Records of where elements appear

------------------------------------------------------------------------

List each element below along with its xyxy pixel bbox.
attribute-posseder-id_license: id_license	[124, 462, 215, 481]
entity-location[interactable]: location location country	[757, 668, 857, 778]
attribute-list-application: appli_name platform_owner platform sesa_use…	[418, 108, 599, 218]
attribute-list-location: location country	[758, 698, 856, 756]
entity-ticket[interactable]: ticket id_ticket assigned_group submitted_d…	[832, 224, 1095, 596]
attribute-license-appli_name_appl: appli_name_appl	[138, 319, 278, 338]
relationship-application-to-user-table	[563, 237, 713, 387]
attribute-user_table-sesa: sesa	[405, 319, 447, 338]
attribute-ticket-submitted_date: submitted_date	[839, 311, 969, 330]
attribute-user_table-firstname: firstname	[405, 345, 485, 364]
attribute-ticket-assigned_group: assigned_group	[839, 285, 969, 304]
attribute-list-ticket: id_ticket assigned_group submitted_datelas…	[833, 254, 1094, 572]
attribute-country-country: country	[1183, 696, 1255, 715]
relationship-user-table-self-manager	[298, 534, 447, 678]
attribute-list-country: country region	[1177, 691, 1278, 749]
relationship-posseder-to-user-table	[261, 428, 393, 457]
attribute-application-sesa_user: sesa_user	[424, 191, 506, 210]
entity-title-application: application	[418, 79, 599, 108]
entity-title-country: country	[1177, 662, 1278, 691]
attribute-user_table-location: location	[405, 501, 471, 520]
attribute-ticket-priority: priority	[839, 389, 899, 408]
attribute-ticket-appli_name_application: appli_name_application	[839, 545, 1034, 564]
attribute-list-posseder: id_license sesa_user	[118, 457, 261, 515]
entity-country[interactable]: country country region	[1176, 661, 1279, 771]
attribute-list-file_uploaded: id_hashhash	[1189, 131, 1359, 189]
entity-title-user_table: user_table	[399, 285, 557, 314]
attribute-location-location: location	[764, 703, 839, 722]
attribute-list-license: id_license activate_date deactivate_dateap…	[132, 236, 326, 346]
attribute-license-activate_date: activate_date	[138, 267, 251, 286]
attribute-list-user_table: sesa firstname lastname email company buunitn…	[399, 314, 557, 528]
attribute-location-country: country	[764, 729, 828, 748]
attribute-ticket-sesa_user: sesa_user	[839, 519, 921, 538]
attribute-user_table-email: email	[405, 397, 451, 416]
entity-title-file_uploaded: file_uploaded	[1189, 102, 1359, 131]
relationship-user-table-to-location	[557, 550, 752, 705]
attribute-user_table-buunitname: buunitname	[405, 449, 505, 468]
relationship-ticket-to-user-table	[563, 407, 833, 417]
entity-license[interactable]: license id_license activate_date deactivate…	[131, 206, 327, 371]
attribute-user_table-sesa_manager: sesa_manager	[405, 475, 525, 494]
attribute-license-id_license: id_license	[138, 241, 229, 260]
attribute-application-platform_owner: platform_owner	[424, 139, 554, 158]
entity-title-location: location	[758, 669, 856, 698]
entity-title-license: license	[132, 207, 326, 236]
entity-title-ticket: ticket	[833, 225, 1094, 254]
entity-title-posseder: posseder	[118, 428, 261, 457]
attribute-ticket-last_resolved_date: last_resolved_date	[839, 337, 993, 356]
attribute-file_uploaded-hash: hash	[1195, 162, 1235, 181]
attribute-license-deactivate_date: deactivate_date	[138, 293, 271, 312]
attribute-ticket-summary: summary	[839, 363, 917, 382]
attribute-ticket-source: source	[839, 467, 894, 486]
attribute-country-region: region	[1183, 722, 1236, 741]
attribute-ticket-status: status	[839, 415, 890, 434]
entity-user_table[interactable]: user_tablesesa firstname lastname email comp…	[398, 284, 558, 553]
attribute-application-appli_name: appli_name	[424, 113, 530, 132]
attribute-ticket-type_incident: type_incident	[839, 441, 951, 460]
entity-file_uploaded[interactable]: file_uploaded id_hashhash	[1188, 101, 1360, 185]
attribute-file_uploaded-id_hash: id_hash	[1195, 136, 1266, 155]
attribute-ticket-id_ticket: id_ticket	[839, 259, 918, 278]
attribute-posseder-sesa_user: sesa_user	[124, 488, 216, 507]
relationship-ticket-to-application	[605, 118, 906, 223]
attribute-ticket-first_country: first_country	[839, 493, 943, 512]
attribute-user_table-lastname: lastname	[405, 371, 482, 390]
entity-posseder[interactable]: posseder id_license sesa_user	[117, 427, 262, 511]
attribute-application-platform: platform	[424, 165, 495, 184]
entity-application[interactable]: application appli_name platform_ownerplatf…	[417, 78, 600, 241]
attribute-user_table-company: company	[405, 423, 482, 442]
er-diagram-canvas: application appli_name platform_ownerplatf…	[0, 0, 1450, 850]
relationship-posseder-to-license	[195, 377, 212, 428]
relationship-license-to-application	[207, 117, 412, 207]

------------------------------------------------------------------------

Rewrite all the records above, replacing each occurrence of "posseder" with "holder" and keeping everything else unchanged.

List each element below along with its xyxy pixel bbox.
attribute-holder-id_license: id_license	[124, 462, 215, 481]
entity-location[interactable]: location location country	[757, 668, 857, 778]
attribute-list-application: appli_name platform_owner platform sesa_use…	[418, 108, 599, 218]
attribute-list-location: location country	[758, 698, 856, 756]
entity-ticket[interactable]: ticket id_ticket assigned_group submitted_d…	[832, 224, 1095, 596]
attribute-license-appli_name_appl: appli_name_appl	[138, 319, 278, 338]
relationship-application-to-user-table	[563, 237, 713, 387]
attribute-user_table-sesa: sesa	[405, 319, 447, 338]
attribute-ticket-submitted_date: submitted_date	[839, 311, 969, 330]
attribute-user_table-firstname: firstname	[405, 345, 485, 364]
attribute-ticket-assigned_group: assigned_group	[839, 285, 969, 304]
attribute-list-ticket: id_ticket assigned_group submitted_datelas…	[833, 254, 1094, 572]
attribute-country-country: country	[1183, 696, 1255, 715]
relationship-user-table-self-manager	[298, 534, 447, 678]
attribute-list-country: country region	[1177, 691, 1278, 749]
relationship-holder-to-user-table	[261, 428, 393, 457]
attribute-application-sesa_user: sesa_user	[424, 191, 506, 210]
entity-title-application: application	[418, 79, 599, 108]
entity-title-country: country	[1177, 662, 1278, 691]
attribute-user_table-location: location	[405, 501, 471, 520]
attribute-ticket-priority: priority	[839, 389, 899, 408]
attribute-ticket-appli_name_application: appli_name_application	[839, 545, 1034, 564]
attribute-list-holder: id_license sesa_user	[118, 457, 261, 515]
entity-country[interactable]: country country region	[1176, 661, 1279, 771]
attribute-list-file_uploaded: id_hashhash	[1189, 131, 1359, 189]
entity-title-user_table: user_table	[399, 285, 557, 314]
attribute-location-location: location	[764, 703, 839, 722]
attribute-list-license: id_license activate_date deactivate_dateap…	[132, 236, 326, 346]
attribute-license-activate_date: activate_date	[138, 267, 251, 286]
attribute-list-user_table: sesa firstname lastname email company buunitn…	[399, 314, 557, 528]
attribute-location-country: country	[764, 729, 828, 748]
attribute-ticket-sesa_user: sesa_user	[839, 519, 921, 538]
attribute-user_table-email: email	[405, 397, 451, 416]
entity-title-file_uploaded: file_uploaded	[1189, 102, 1359, 131]
relationship-user-table-to-location	[557, 550, 752, 705]
attribute-user_table-buunitname: buunitname	[405, 449, 505, 468]
relationship-ticket-to-user-table	[563, 407, 833, 417]
entity-license[interactable]: license id_license activate_date deactivate…	[131, 206, 327, 371]
attribute-user_table-sesa_manager: sesa_manager	[405, 475, 525, 494]
attribute-license-id_license: id_license	[138, 241, 229, 260]
attribute-application-platform_owner: platform_owner	[424, 139, 554, 158]
entity-title-location: location	[758, 669, 856, 698]
entity-title-license: license	[132, 207, 326, 236]
entity-title-ticket: ticket	[833, 225, 1094, 254]
entity-title-holder: holder	[118, 428, 261, 457]
attribute-ticket-last_resolved_date: last_resolved_date	[839, 337, 993, 356]
attribute-file_uploaded-hash: hash	[1195, 162, 1235, 181]
attribute-license-deactivate_date: deactivate_date	[138, 293, 271, 312]
attribute-ticket-summary: summary	[839, 363, 917, 382]
attribute-ticket-source: source	[839, 467, 894, 486]
attribute-country-region: region	[1183, 722, 1236, 741]
attribute-ticket-status: status	[839, 415, 890, 434]
entity-user_table[interactable]: user_tablesesa firstname lastname email comp…	[398, 284, 558, 553]
attribute-application-appli_name: appli_name	[424, 113, 530, 132]
attribute-ticket-type_incident: type_incident	[839, 441, 951, 460]
entity-file_uploaded[interactable]: file_uploaded id_hashhash	[1188, 101, 1360, 185]
attribute-file_uploaded-id_hash: id_hash	[1195, 136, 1266, 155]
attribute-ticket-id_ticket: id_ticket	[839, 259, 918, 278]
attribute-holder-sesa_user: sesa_user	[124, 488, 216, 507]
relationship-ticket-to-application	[605, 118, 906, 223]
attribute-ticket-first_country: first_country	[839, 493, 943, 512]
attribute-user_table-lastname: lastname	[405, 371, 482, 390]
entity-holder[interactable]: holder id_license sesa_user	[117, 427, 262, 511]
attribute-application-platform: platform	[424, 165, 495, 184]
entity-application[interactable]: application appli_name platform_ownerplatf…	[417, 78, 600, 241]
attribute-user_table-company: company	[405, 423, 482, 442]
er-diagram-canvas: application appli_name platform_ownerplatf…	[0, 0, 1450, 850]
relationship-holder-to-license	[195, 377, 212, 428]
relationship-license-to-application	[207, 117, 412, 207]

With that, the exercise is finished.